Extracted data
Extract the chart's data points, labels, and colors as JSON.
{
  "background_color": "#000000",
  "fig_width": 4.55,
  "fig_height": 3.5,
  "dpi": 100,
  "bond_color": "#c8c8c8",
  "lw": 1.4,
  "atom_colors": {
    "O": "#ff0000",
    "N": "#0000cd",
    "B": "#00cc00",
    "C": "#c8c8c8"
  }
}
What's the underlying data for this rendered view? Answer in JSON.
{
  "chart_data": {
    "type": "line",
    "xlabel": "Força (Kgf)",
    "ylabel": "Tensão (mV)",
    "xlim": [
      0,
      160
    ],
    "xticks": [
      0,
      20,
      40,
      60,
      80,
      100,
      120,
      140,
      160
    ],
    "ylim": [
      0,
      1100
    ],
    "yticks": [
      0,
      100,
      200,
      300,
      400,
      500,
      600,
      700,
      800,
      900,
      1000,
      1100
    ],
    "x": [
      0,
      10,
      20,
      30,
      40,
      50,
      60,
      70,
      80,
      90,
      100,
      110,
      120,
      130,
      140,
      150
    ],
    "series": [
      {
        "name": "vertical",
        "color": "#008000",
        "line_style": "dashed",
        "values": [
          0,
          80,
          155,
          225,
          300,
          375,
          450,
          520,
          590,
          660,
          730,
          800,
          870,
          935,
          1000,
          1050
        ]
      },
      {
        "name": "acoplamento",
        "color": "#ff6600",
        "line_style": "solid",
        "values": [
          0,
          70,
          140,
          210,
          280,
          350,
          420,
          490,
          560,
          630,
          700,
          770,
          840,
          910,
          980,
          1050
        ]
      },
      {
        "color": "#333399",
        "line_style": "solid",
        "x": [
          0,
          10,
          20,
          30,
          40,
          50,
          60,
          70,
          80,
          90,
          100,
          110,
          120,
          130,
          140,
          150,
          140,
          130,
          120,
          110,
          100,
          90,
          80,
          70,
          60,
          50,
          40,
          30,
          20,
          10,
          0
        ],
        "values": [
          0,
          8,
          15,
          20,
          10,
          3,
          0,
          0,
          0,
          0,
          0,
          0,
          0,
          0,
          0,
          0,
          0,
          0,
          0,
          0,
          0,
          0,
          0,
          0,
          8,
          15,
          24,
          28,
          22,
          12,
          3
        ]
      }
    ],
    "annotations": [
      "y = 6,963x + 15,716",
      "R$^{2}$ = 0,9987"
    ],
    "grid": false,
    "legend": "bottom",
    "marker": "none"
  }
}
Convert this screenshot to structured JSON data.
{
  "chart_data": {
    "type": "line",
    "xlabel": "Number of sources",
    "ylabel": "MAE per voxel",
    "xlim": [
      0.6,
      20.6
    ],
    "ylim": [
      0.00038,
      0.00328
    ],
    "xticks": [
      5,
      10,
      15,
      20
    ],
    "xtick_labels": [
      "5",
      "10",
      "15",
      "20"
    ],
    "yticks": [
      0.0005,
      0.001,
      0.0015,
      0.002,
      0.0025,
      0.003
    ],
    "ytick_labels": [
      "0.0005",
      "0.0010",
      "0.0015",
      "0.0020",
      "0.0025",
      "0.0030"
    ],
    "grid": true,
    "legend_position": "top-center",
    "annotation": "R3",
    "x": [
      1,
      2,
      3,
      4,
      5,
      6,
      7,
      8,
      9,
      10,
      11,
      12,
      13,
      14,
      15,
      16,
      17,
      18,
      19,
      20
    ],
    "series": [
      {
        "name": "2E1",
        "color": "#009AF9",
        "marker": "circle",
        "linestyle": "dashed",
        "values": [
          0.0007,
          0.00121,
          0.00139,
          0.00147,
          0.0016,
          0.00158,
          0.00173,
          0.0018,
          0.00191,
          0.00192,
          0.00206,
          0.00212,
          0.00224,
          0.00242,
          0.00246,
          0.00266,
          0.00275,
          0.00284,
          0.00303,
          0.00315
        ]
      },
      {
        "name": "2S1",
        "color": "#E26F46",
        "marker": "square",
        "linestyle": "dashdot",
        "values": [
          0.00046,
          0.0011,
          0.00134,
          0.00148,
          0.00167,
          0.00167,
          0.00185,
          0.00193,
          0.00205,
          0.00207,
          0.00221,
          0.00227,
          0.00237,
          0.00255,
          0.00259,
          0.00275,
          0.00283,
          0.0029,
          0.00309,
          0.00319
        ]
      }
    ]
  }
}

Stated task
Emit the full listing verbatim.

Solution to this exercise
Extract the chart's data points, labels, and colors as JSON.
{
  "background_color": "#000000",
  "fig_width": 4.55,
  "fig_height": 3.5,
  "dpi": 100,
  "bond_color": "#c8c8c8",
  "lw": 1.4,
  "atom_colors": {
    "O": "#ff0000",
    "N": "#0000cd",
    "B": "#00cc00",
    "C": "#c8c8c8"
  }
}
What's the underlying data for this rendered view? Answer in JSON.
{
  "chart_data": {
    "type": "line",
    "xlabel": "Força (Kgf)",
    "ylabel": "Tensão (mV)",
    "xlim": [
      0,
      160
    ],
    "xticks": [
      0,
      20,
      40,
      60,
      80,
      100,
      120,
      140,
      160
    ],
    "ylim": [
      0,
      1100
    ],
    "yticks": [
      0,
      100,
      200,
      300,
      400,
      500,
      600,
      700,
      800,
      900,
      1000,
      1100
    ],
    "x": [
      0,
      10,
      20,
      30,
      40,
      50,
      60,
      70,
      80,
      90,
      100,
      110,
      120,
      130,
      140,
      150
    ],
    "series": [
      {
        "name": "vertical",
        "color": "#008000",
        "line_style": "dashed",
        "values": [
          0,
          80,
          155,
          225,
          300,
          375,
          450,
          520,
          590,
          660,
          730,
          800,
          870,
          935,
          1000,
          1050
        ]
      },
      {
        "name": "acoplamento",
        "color": "#ff6600",
        "line_style": "solid",
        "values": [
          0,
          70,
          140,
          210,
          280,
          350,
          420,
          490,
          560,
          630,
          700,
          770,
          840,
          910,
          980,
          1050
        ]
      },
      {
        "color": "#333399",
        "line_style": "solid",
        "x": [
          0,
          10,
          20,
          30,
          40,
          50,
          60,
          70,
          80,
          90,
          100,
          110,
          120,
          130,
          140,
          150,
          140,
          130,
          120,
          110,
          100,
          90,
          80,
          70,
          60,
          50,
          40,
          30,
          20,
          10,
          0
        ],
        "values": [
          0,
          8,
          15,
          20,
          10,
          3,
          0,
          0,
          0,
          0,
          0,
          0,
          0,
          0,
          0,
          0,
          0,
          0,
          0,
          0,
          0,
          0,
          0,
          0,
          8,
          15,
          24,
          28,
          22,
          12,
          3
        ]
      }
    ],
    "annotations": [
      "y = 6,963x + 15,716",
      "R$^{2}$ = 0,9987"
    ],
    "grid": false,
    "legend": "bottom",
    "marker": "none"
  }
}
Convert this screenshot to structured JSON data.
{
  "chart_data": {
    "type": "line",
    "xlabel": "Number of sources",
    "ylabel": "MAE per voxel",
    "xlim": [
      0.6,
      20.6
    ],
    "ylim": [
      0.00038,
      0.00328
    ],
    "xticks": [
      5,
      10,
      15,
      20
    ],
    "xtick_labels": [
      "5",
      "10",
      "15",
      "20"
    ],
    "yticks": [
      0.0005,
      0.001,
      0.0015,
      0.002,
      0.0025,
      0.003
    ],
    "ytick_labels": [
      "0.0005",
      "0.0010",
      "0.0015",
      "0.0020",
      "0.0025",
      "0.0030"
    ],
    "grid": true,
    "legend_position": "top-center",
    "annotation": "R3",
    "x": [
      1,
      2,
      3,
      4,
      5,
      6,
      7,
      8,
      9,
      10,
      11,
      12,
      13,
      14,
      15,
      16,
      17,
      18,
      19,
      20
    ],
    "series": [
      {
        "name": "2E1",
        "color": "#009AF9",
        "marker": "circle",
        "linestyle": "dashed",
        "values": [
          0.0007,
          0.00121,
          0.00139,
          0.00147,
          0.0016,
          0.00158,
          0.00173,
          0.0018,
          0.00191,
          0.00192,
          0.00206,
          0.00212,
          0.00224,
          0.00242,
          0.00246,
          0.00266,
          0.00275,
          0.00284,
          0.00303,
          0.00315
        ]
      },
      {
        "name": "2S1",
        "color": "#E26F46",
        "marker": "square",
        "linestyle": "dashdot",
        "values": [
          0.00046,
          0.0011,
          0.00134,
          0.00148,
          0.00167,
          0.00167,
          0.00185,
          0.00193,
          0.00205,
          0.00207,
          0.00221,
          0.00227,
          0.00237,
          0.00255,
          0.00259,
          0.00275,
          0.00283,
          0.0029,
          0.00309,
          0.00319
        ]
      }
    ]
  }
}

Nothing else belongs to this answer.